**Job:** Count how many lines hold the string "title", and give only that number.
Start of Dataset records
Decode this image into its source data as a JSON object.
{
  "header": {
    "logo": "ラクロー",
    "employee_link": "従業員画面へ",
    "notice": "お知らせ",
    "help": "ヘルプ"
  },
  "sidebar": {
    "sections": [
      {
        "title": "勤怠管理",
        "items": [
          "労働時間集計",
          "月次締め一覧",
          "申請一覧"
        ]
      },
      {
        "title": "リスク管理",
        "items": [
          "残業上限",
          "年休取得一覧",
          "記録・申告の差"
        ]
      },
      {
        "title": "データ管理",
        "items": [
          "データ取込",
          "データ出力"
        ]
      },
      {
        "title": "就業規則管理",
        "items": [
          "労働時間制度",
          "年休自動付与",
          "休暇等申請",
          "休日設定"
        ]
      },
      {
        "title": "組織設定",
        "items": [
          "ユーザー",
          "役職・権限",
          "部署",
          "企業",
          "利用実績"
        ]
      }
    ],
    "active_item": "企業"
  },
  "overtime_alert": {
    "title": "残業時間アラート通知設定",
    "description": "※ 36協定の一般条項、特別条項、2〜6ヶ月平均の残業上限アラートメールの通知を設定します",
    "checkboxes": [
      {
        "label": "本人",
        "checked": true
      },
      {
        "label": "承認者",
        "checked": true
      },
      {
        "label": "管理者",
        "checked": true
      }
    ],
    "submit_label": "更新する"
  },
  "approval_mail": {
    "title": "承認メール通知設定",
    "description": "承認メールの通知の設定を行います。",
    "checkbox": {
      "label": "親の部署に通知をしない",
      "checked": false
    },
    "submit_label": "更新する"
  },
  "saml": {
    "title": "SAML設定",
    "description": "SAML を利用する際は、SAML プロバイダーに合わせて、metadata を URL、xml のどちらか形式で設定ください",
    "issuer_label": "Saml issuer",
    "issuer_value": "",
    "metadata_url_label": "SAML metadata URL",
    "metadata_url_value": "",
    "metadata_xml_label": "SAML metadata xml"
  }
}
End of Dataset records
**Response below:** 8